» **INPUT RECORDS**:
──────────
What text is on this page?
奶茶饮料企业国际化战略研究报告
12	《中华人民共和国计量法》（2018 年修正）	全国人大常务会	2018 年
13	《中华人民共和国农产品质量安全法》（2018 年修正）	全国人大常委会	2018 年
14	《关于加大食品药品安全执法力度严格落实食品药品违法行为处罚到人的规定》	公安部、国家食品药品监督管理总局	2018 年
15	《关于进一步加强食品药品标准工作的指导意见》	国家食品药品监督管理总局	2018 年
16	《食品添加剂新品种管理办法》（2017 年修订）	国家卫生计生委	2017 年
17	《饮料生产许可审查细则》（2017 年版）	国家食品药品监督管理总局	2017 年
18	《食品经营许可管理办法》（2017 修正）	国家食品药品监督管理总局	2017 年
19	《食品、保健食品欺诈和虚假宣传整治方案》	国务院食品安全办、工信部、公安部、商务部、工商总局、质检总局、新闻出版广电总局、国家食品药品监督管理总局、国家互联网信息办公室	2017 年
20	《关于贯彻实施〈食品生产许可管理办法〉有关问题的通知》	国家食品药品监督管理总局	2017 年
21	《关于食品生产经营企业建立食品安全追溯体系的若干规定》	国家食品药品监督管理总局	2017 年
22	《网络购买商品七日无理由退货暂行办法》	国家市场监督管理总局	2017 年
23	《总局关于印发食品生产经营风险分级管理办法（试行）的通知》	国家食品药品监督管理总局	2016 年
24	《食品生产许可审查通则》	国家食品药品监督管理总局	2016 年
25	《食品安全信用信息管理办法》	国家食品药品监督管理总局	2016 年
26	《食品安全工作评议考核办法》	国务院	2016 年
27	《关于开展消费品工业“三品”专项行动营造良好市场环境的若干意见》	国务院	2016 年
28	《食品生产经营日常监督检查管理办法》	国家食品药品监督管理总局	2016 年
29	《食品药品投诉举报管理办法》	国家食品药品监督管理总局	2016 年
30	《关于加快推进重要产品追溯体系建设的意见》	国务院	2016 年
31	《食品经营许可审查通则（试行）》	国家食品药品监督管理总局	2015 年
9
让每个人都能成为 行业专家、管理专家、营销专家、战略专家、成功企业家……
──────────
» **TASK STATEMENT**: Copy out every line of the data above, exactly as given.

» **THE SOLUTION**:
What text is on this page?
奶茶饮料企业国际化战略研究报告
12	《中华人民共和国计量法》（2018 年修正）	全国人大常务会	2018 年
13	《中华人民共和国农产品质量安全法》（2018 年修正）	全国人大常委会	2018 年
14	《关于加大食品药品安全执法力度严格落实食品药品违法行为处罚到人的规定》	公安部、国家食品药品监督管理总局	2018 年
15	《关于进一步加强食品药品标准工作的指导意见》	国家食品药品监督管理总局	2018 年
16	《食品添加剂新品种管理办法》（2017 年修订）	国家卫生计生委	2017 年
17	《饮料生产许可审查细则》（2017 年版）	国家食品药品监督管理总局	2017 年
18	《食品经营许可管理办法》（2017 修正）	国家食品药品监督管理总局	2017 年
19	《食品、保健食品欺诈和虚假宣传整治方案》	国务院食品安全办、工信部、公安部、商务部、工商总局、质检总局、新闻出版广电总局、国家食品药品监督管理总局、国家互联网信息办公室	2017 年
20	《关于贯彻实施〈食品生产许可管理办法〉有关问题的通知》	国家食品药品监督管理总局	2017 年
21	《关于食品生产经营企业建立食品安全追溯体系的若干规定》	国家食品药品监督管理总局	2017 年
22	《网络购买商品七日无理由退货暂行办法》	国家市场监督管理总局	2017 年
23	《总局关于印发食品生产经营风险分级管理办法（试行）的通知》	国家食品药品监督管理总局	2016 年
24	《食品生产许可审查通则》	国家食品药品监督管理总局	2016 年
25	《食品安全信用信息管理办法》	国家食品药品监督管理总局	2016 年
26	《食品安全工作评议考核办法》	国务院	2016 年
27	《关于开展消费品工业“三品”专项行动营造良好市场环境的若干意见》	国务院	2016 年
28	《食品生产经营日常监督检查管理办法》	国家食品药品监督管理总局	2016 年
29	《食品药品投诉举报管理办法》	国家食品药品监督管理总局	2016 年
30	《关于加快推进重要产品追溯体系建设的意见》	国务院	2016 年
31	《食品经营许可审查通则（试行）》	国家食品药品监督管理总局	2015 年
9
让每个人都能成为 行业专家、管理专家、营销专家、战略专家、成功企业家……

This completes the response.